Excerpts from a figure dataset
--------------------

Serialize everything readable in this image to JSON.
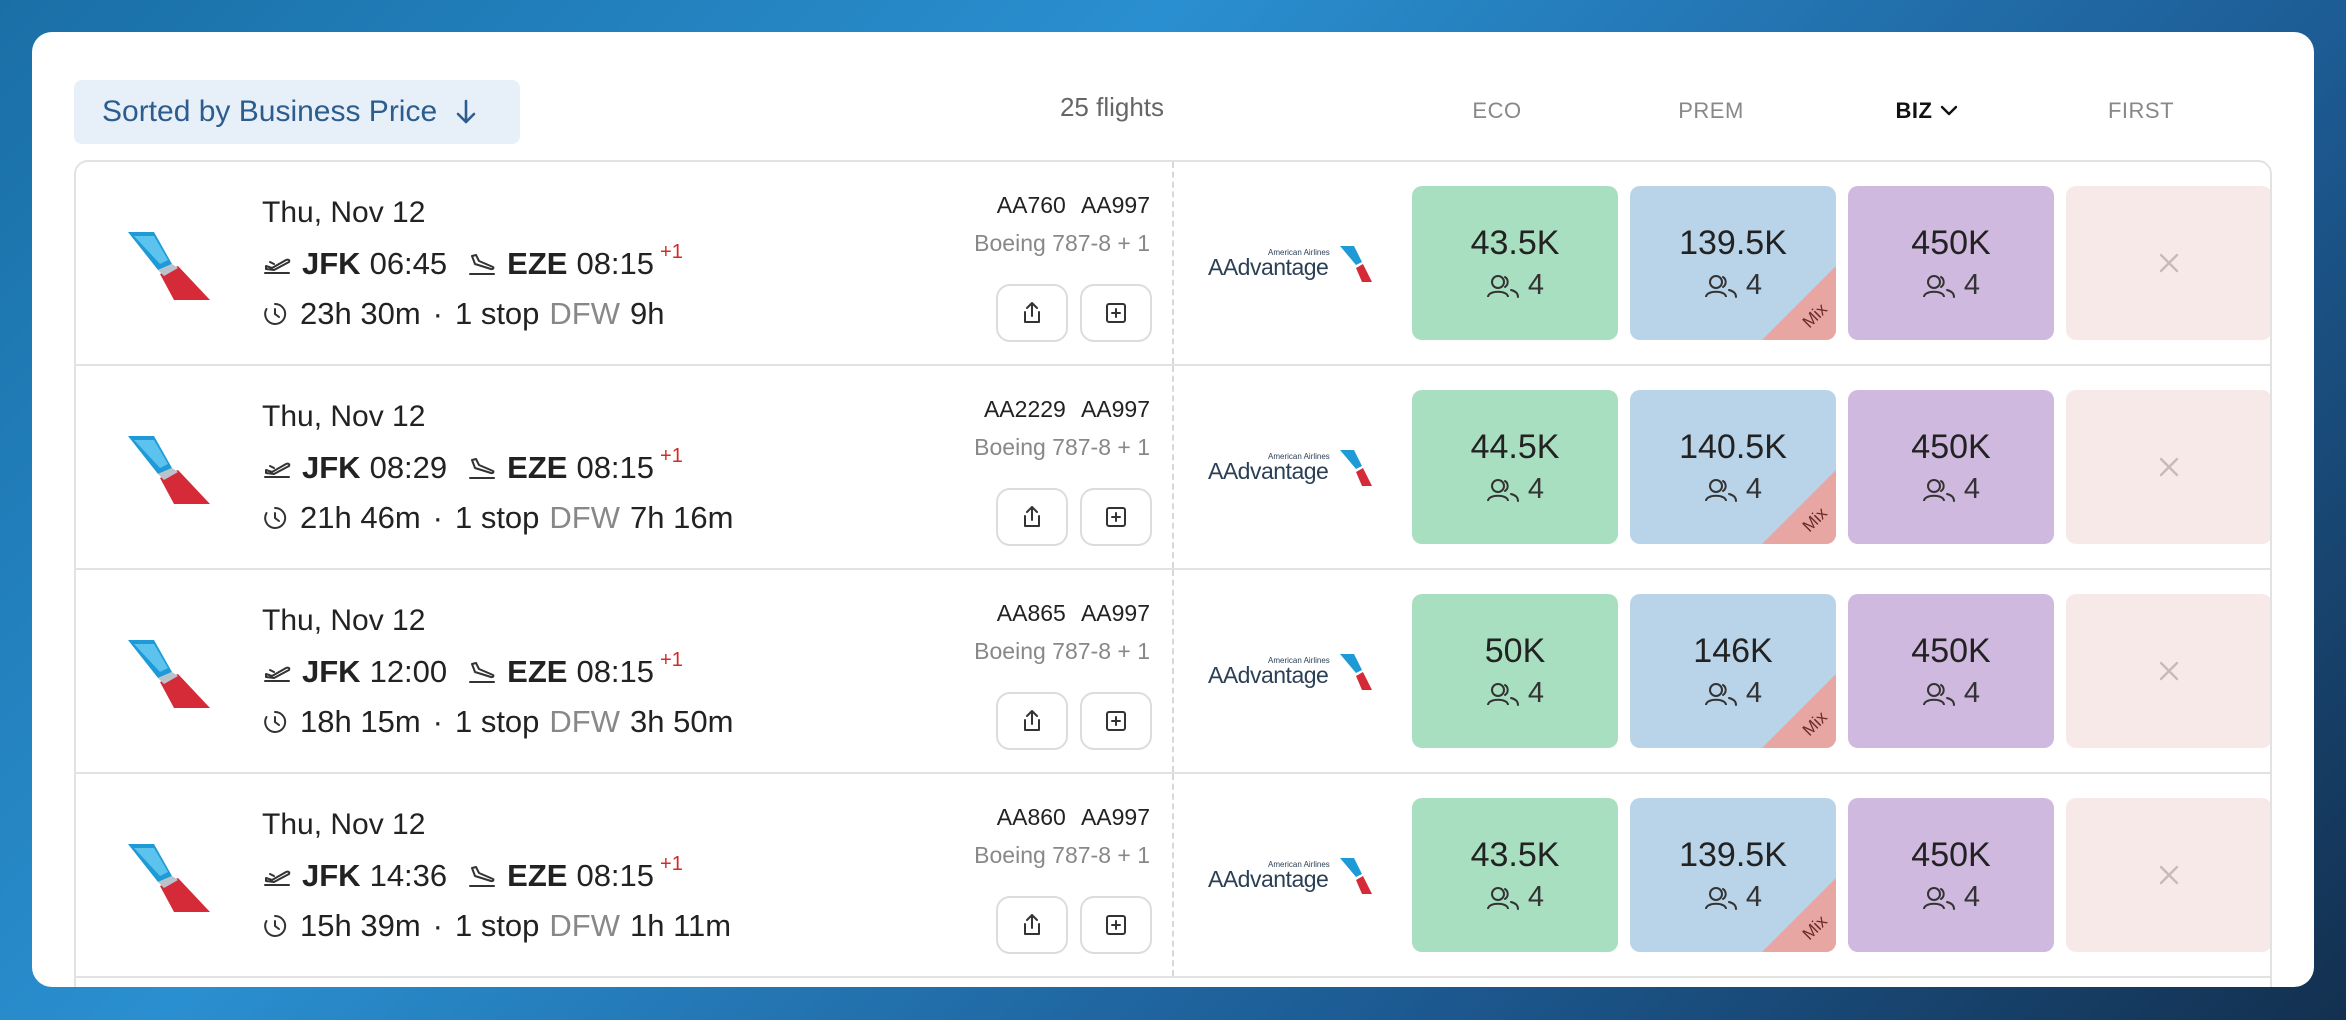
{
  "header": {
    "sort_label": "Sorted by Business Price",
    "flight_count": "25 flights",
    "columns": [
      {
        "label": "ECO",
        "active": false
      },
      {
        "label": "PREM",
        "active": false
      },
      {
        "label": "BIZ",
        "active": true
      },
      {
        "label": "FIRST",
        "active": false
      }
    ]
  },
  "colors": {
    "eco": "#a8dfc0",
    "prem": "#b9d3e8",
    "biz": "#cfb9df",
    "first": "#f8e9e9",
    "mix": "#e8a6a2",
    "overnight": "#d62a2a"
  },
  "rows": [
    {
      "date": "Thu, Nov 12",
      "dep_code": "JFK",
      "dep_time": "06:45",
      "arr_code": "EZE",
      "arr_time": "08:15",
      "day_offset": "+1",
      "duration": "23h 30m",
      "stops": "1 stop",
      "via": "DFW",
      "layover": "9h",
      "flight_numbers": "AA760 AA997",
      "aircraft": "Boeing 787-8 + 1",
      "eco": "43.5K",
      "eco_seats": "4",
      "prem": "139.5K",
      "prem_seats": "4",
      "prem_mix": "Mix",
      "biz": "450K",
      "biz_seats": "4"
    },
    {
      "date": "Thu, Nov 12",
      "dep_code": "JFK",
      "dep_time": "08:29",
      "arr_code": "EZE",
      "arr_time": "08:15",
      "day_offset": "+1",
      "duration": "21h 46m",
      "stops": "1 stop",
      "via": "DFW",
      "layover": "7h 16m",
      "flight_numbers": "AA2229 AA997",
      "aircraft": "Boeing 787-8 + 1",
      "eco": "44.5K",
      "eco_seats": "4",
      "prem": "140.5K",
      "prem_seats": "4",
      "prem_mix": "Mix",
      "biz": "450K",
      "biz_seats": "4"
    },
    {
      "date": "Thu, Nov 12",
      "dep_code": "JFK",
      "dep_time": "12:00",
      "arr_code": "EZE",
      "arr_time": "08:15",
      "day_offset": "+1",
      "duration": "18h 15m",
      "stops": "1 stop",
      "via": "DFW",
      "layover": "3h 50m",
      "flight_numbers": "AA865 AA997",
      "aircraft": "Boeing 787-8 + 1",
      "eco": "50K",
      "eco_seats": "4",
      "prem": "146K",
      "prem_seats": "4",
      "prem_mix": "Mix",
      "biz": "450K",
      "biz_seats": "4"
    },
    {
      "date": "Thu, Nov 12",
      "dep_code": "JFK",
      "dep_time": "14:36",
      "arr_code": "EZE",
      "arr_time": "08:15",
      "day_offset": "+1",
      "duration": "15h 39m",
      "stops": "1 stop",
      "via": "DFW",
      "layover": "1h 11m",
      "flight_numbers": "AA860 AA997",
      "aircraft": "Boeing 787-8 + 1",
      "eco": "43.5K",
      "eco_seats": "4",
      "prem": "139.5K",
      "prem_seats": "4",
      "prem_mix": "Mix",
      "biz": "450K",
      "biz_seats": "4"
    }
  ]
}
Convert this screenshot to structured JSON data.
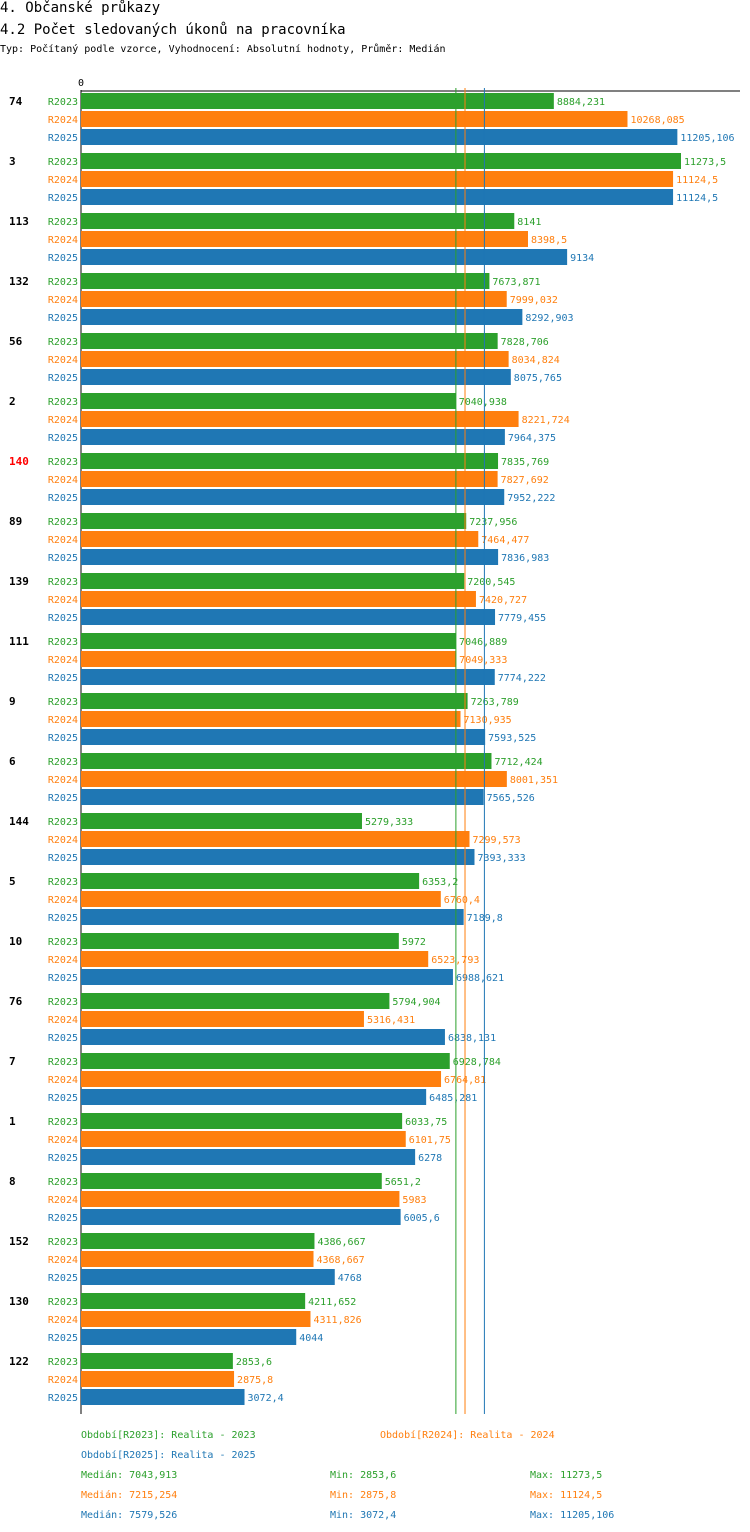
{
  "header": {
    "title": "4. Občanské průkazy",
    "subtitle": "4.2 Počet sledovaných úkonů na pracovníka",
    "description": "Typ: Počítaný podle vzorce, Vyhodnocení: Absolutní hodnoty, Průměr: Medián"
  },
  "colors": {
    "R2023": "#2ca02c",
    "R2024": "#ff7f0e",
    "R2025": "#1f77b4",
    "highlight": "#ff0000",
    "axis": "#000000"
  },
  "chart_data": {
    "type": "bar",
    "orientation": "horizontal",
    "title": "4.2 Počet sledovaných úkonů na pracovníka",
    "axis_zero_label": "0",
    "xlim": [
      0,
      11273.5
    ],
    "highlight_category": "140",
    "series_names": [
      "R2023",
      "R2024",
      "R2025"
    ],
    "categories": [
      {
        "label": "74",
        "values": [
          8884.231,
          10268.085,
          11205.106
        ],
        "texts": [
          "8884,231",
          "10268,085",
          "11205,106"
        ]
      },
      {
        "label": "3",
        "values": [
          11273.5,
          11124.5,
          11124.5
        ],
        "texts": [
          "11273,5",
          "11124,5",
          "11124,5"
        ]
      },
      {
        "label": "113",
        "values": [
          8141,
          8398.5,
          9134
        ],
        "texts": [
          "8141",
          "8398,5",
          "9134"
        ]
      },
      {
        "label": "132",
        "values": [
          7673.871,
          7999.032,
          8292.903
        ],
        "texts": [
          "7673,871",
          "7999,032",
          "8292,903"
        ]
      },
      {
        "label": "56",
        "values": [
          7828.706,
          8034.824,
          8075.765
        ],
        "texts": [
          "7828,706",
          "8034,824",
          "8075,765"
        ]
      },
      {
        "label": "2",
        "values": [
          7040.938,
          8221.724,
          7964.375
        ],
        "texts": [
          "7040,938",
          "8221,724",
          "7964,375"
        ]
      },
      {
        "label": "140",
        "values": [
          7835.769,
          7827.692,
          7952.222
        ],
        "texts": [
          "7835,769",
          "7827,692",
          "7952,222"
        ]
      },
      {
        "label": "89",
        "values": [
          7237.956,
          7464.477,
          7836.983
        ],
        "texts": [
          "7237,956",
          "7464,477",
          "7836,983"
        ]
      },
      {
        "label": "139",
        "values": [
          7200.545,
          7420.727,
          7779.455
        ],
        "texts": [
          "7200,545",
          "7420,727",
          "7779,455"
        ]
      },
      {
        "label": "111",
        "values": [
          7046.889,
          7049.333,
          7774.222
        ],
        "texts": [
          "7046,889",
          "7049,333",
          "7774,222"
        ]
      },
      {
        "label": "9",
        "values": [
          7263.789,
          7130.935,
          7593.525
        ],
        "texts": [
          "7263,789",
          "7130,935",
          "7593,525"
        ]
      },
      {
        "label": "6",
        "values": [
          7712.424,
          8001.351,
          7565.526
        ],
        "texts": [
          "7712,424",
          "8001,351",
          "7565,526"
        ]
      },
      {
        "label": "144",
        "values": [
          5279.333,
          7299.573,
          7393.333
        ],
        "texts": [
          "5279,333",
          "7299,573",
          "7393,333"
        ]
      },
      {
        "label": "5",
        "values": [
          6353.2,
          6760.4,
          7189.8
        ],
        "texts": [
          "6353,2",
          "6760,4",
          "7189,8"
        ]
      },
      {
        "label": "10",
        "values": [
          5972,
          6523.793,
          6988.621
        ],
        "texts": [
          "5972",
          "6523,793",
          "6988,621"
        ]
      },
      {
        "label": "76",
        "values": [
          5794.904,
          5316.431,
          6838.131
        ],
        "texts": [
          "5794,904",
          "5316,431",
          "6838,131"
        ]
      },
      {
        "label": "7",
        "values": [
          6928.784,
          6764.81,
          6485.281
        ],
        "texts": [
          "6928,784",
          "6764,81",
          "6485,281"
        ]
      },
      {
        "label": "1",
        "values": [
          6033.75,
          6101.75,
          6278
        ],
        "texts": [
          "6033,75",
          "6101,75",
          "6278"
        ]
      },
      {
        "label": "8",
        "values": [
          5651.2,
          5983,
          6005.6
        ],
        "texts": [
          "5651,2",
          "5983",
          "6005,6"
        ]
      },
      {
        "label": "152",
        "values": [
          4386.667,
          4368.667,
          4768
        ],
        "texts": [
          "4386,667",
          "4368,667",
          "4768"
        ]
      },
      {
        "label": "130",
        "values": [
          4211.652,
          4311.826,
          4044
        ],
        "texts": [
          "4211,652",
          "4311,826",
          "4044"
        ]
      },
      {
        "label": "122",
        "values": [
          2853.6,
          2875.8,
          3072.4
        ],
        "texts": [
          "2853,6",
          "2875,8",
          "3072,4"
        ]
      }
    ],
    "median_lines": [
      7043.913,
      7215.254,
      7579.526
    ],
    "legend": [
      {
        "series": "R2023",
        "text": "Období[R2023]: Realita - 2023"
      },
      {
        "series": "R2024",
        "text": "Období[R2024]: Realita - 2024"
      },
      {
        "series": "R2025",
        "text": "Období[R2025]: Realita - 2025"
      }
    ],
    "stats": [
      {
        "series": "R2023",
        "median": "Medián: 7043,913",
        "min": "Min: 2853,6",
        "max": "Max: 11273,5"
      },
      {
        "series": "R2024",
        "median": "Medián: 7215,254",
        "min": "Min: 2875,8",
        "max": "Max: 11124,5"
      },
      {
        "series": "R2025",
        "median": "Medián: 7579,526",
        "min": "Min: 3072,4",
        "max": "Max: 11205,106"
      }
    ]
  }
}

--------------------

Task instructions: Using the records above, copy each line that contains "duration".

Solution to this exercise:
      "duration": "23h 30m",
      "duration": "21h 46m",
      "duration": "18h 15m",
      "duration": "15h 39m",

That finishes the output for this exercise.